• Aim of the exercise:
Where a line holds the word "area", copy that line.

• Source records:
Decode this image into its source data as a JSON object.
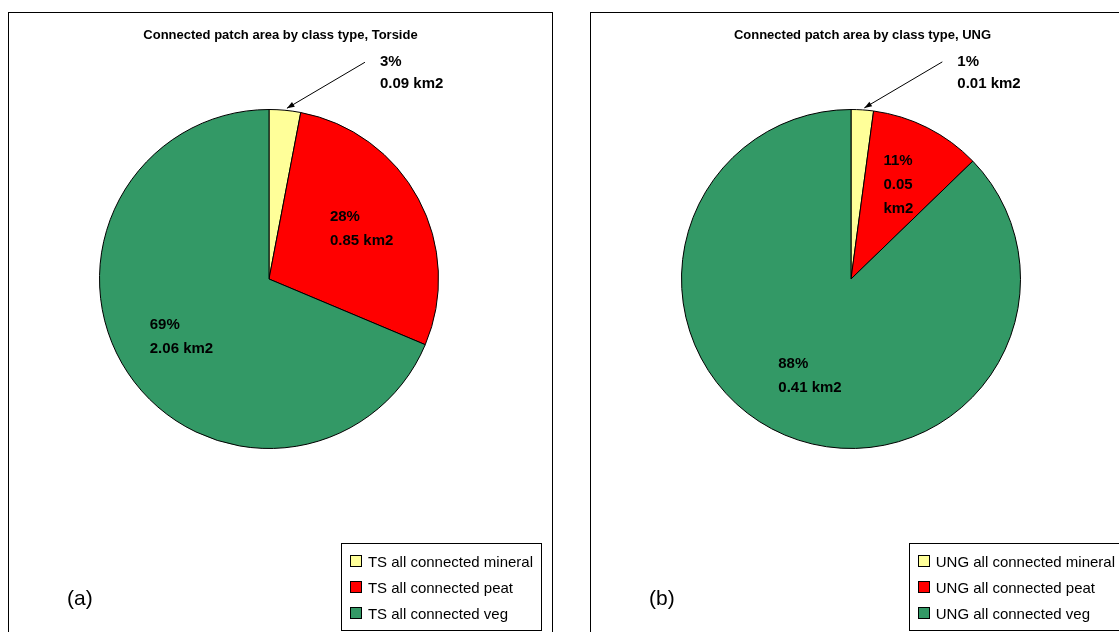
{
  "chart_data": [
    {
      "type": "pie",
      "title": "Connected patch area by class type, Torside",
      "categories": [
        "TS all connected mineral",
        "TS all connected peat",
        "TS all connected veg"
      ],
      "values": [
        0.09,
        0.85,
        2.06
      ],
      "colors": [
        "#ffff99",
        "#ff0000",
        "#339966"
      ],
      "value_labels": [
        "3%\n0.09 km2",
        "28%\n0.85 km2",
        "69%\n2.06 km2"
      ],
      "legend": "bottom right",
      "annotations": [
        "(a)"
      ]
    },
    {
      "type": "pie",
      "title": "Connected patch area by class type, UNG",
      "categories": [
        "UNG all connected mineral",
        "UNG all connected peat",
        "UNG all connected veg"
      ],
      "values": [
        0.01,
        0.05,
        0.41
      ],
      "colors": [
        "#ffff99",
        "#ff0000",
        "#339966"
      ],
      "value_labels": [
        "1%\n0.01 km2",
        "11%\n0.05\nkm2",
        "88%\n0.41 km2"
      ],
      "legend": "bottom right",
      "annotations": [
        "(b)"
      ]
    }
  ]
}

• Expected output:
      "title": "Connected patch area by class type, Torside",
      "title": "Connected patch area by class type, UNG",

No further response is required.